§ **Records for the exercise**:
****************************************

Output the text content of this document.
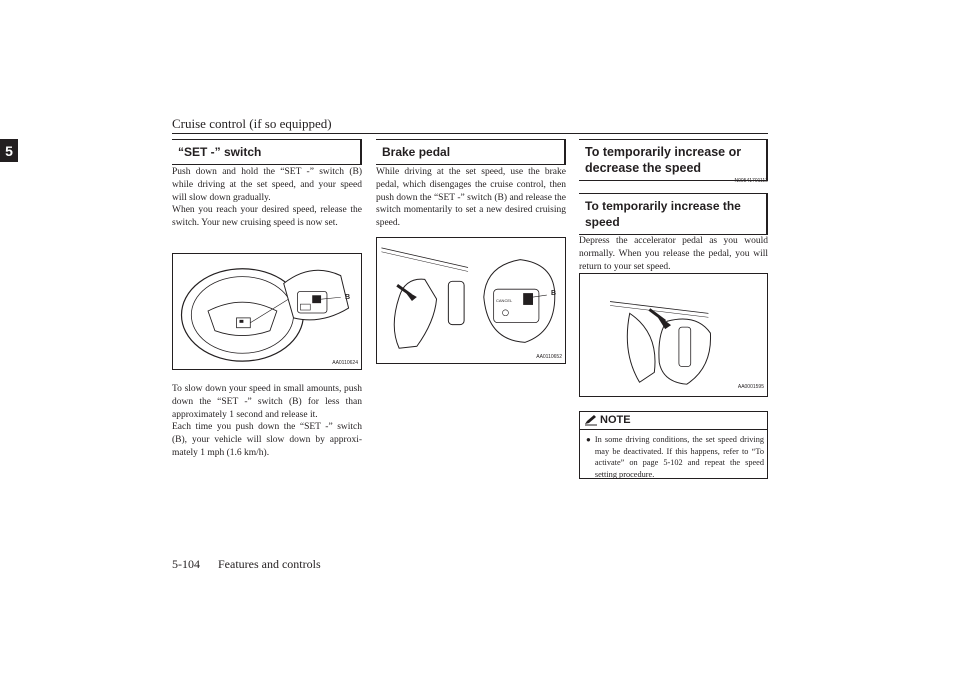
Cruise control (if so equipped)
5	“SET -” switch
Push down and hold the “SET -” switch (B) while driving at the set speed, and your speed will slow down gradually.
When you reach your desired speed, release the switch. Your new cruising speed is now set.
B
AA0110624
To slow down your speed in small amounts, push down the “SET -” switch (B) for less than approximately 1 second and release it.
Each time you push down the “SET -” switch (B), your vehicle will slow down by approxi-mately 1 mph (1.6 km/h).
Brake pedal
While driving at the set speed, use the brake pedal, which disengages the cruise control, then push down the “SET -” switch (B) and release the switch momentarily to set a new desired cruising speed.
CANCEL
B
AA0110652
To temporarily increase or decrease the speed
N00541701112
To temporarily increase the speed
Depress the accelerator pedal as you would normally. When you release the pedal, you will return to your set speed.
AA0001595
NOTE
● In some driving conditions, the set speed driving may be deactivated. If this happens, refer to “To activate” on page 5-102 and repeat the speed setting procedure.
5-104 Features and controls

****************************************

Transcribe the material exactly, keeping every word and none of the pictures.

§ **Answer to the exercise**:
Output the text content of this document.
Cruise control (if so equipped)
5	“SET -” switch
Push down and hold the “SET -” switch (B) while driving at the set speed, and your speed will slow down gradually.
When you reach your desired speed, release the switch. Your new cruising speed is now set.
B
AA0110624
To slow down your speed in small amounts, push down the “SET -” switch (B) for less than approximately 1 second and release it.
Each time you push down the “SET -” switch (B), your vehicle will slow down by approxi-mately 1 mph (1.6 km/h).
Brake pedal
While driving at the set speed, use the brake pedal, which disengages the cruise control, then push down the “SET -” switch (B) and release the switch momentarily to set a new desired cruising speed.
CANCEL
B
AA0110652
To temporarily increase or decrease the speed
N00541701112
To temporarily increase the speed
Depress the accelerator pedal as you would normally. When you release the pedal, you will return to your set speed.
AA0001595
NOTE
● In some driving conditions, the set speed driving may be deactivated. If this happens, refer to “To activate” on page 5-102 and repeat the speed setting procedure.
5-104 Features and controls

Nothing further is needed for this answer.